╭─ Records for this exercise
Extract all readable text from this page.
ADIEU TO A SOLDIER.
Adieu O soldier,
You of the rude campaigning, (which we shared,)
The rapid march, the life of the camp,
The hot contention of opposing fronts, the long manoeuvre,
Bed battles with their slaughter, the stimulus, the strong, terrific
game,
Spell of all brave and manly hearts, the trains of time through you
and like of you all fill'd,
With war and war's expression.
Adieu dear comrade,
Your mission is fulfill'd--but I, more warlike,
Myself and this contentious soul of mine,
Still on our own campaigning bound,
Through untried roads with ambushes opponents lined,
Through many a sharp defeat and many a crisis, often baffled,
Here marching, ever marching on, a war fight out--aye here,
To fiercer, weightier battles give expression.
╰─
╭─ Records for this exercise
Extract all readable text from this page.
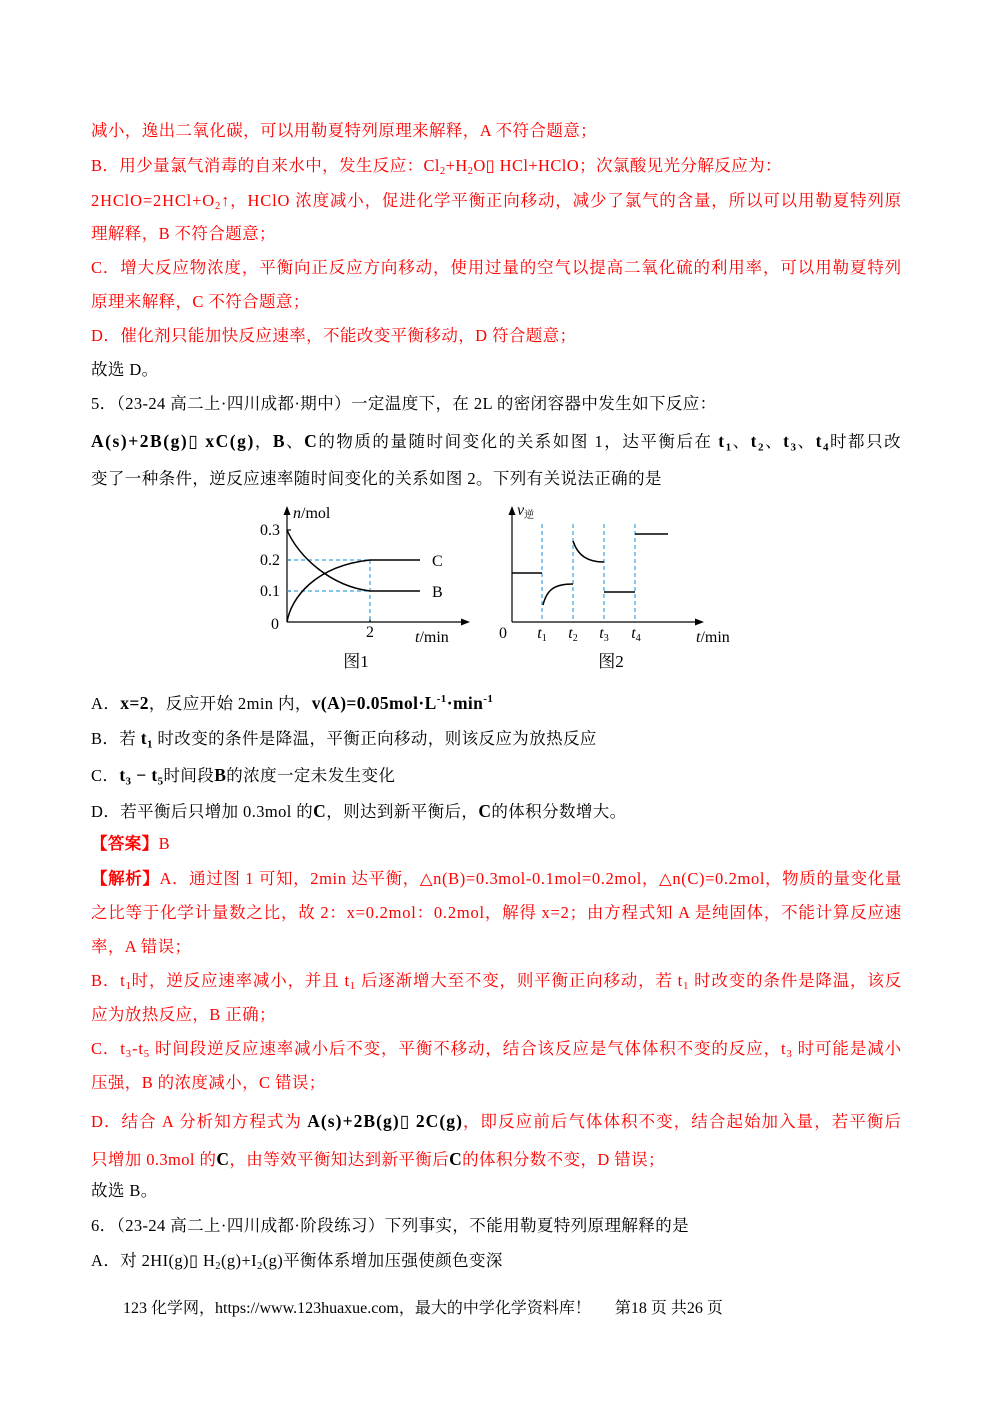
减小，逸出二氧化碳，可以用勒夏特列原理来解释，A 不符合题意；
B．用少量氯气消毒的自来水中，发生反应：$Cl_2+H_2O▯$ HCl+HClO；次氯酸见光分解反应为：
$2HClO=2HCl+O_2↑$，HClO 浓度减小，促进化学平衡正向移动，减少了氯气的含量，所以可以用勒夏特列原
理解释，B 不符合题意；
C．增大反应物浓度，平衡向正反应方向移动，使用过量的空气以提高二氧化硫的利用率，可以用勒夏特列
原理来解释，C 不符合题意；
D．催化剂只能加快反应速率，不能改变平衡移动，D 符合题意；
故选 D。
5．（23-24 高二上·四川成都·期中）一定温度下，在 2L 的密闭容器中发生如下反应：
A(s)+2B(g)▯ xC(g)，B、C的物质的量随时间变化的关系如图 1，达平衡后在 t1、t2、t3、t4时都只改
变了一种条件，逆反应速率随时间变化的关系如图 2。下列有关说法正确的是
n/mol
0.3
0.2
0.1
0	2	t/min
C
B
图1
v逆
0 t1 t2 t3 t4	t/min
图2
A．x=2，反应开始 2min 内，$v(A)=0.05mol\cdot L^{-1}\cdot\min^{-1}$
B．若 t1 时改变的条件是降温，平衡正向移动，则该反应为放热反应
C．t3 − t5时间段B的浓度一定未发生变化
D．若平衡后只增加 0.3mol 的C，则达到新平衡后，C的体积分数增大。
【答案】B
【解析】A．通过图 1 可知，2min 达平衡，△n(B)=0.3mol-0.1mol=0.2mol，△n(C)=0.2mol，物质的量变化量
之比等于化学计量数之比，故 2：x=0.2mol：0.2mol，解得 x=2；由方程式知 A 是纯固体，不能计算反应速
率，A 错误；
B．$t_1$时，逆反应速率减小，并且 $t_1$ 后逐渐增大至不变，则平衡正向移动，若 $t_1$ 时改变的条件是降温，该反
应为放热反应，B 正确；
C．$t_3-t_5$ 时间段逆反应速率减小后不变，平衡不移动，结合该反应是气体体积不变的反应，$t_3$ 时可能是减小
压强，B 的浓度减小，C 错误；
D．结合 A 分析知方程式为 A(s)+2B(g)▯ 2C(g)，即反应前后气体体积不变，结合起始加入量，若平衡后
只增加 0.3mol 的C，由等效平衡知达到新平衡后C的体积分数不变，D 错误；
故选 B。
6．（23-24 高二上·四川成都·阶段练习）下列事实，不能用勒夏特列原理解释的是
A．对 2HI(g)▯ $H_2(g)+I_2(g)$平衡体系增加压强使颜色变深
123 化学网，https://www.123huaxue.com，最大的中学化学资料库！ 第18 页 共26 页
╰─
▶ **Problem requirements**
Wherever the string "expression" appears in the entries above, list that line.

▶ **Expected answer**
With war and war's expression.
To fiercer, weightier battles give expression.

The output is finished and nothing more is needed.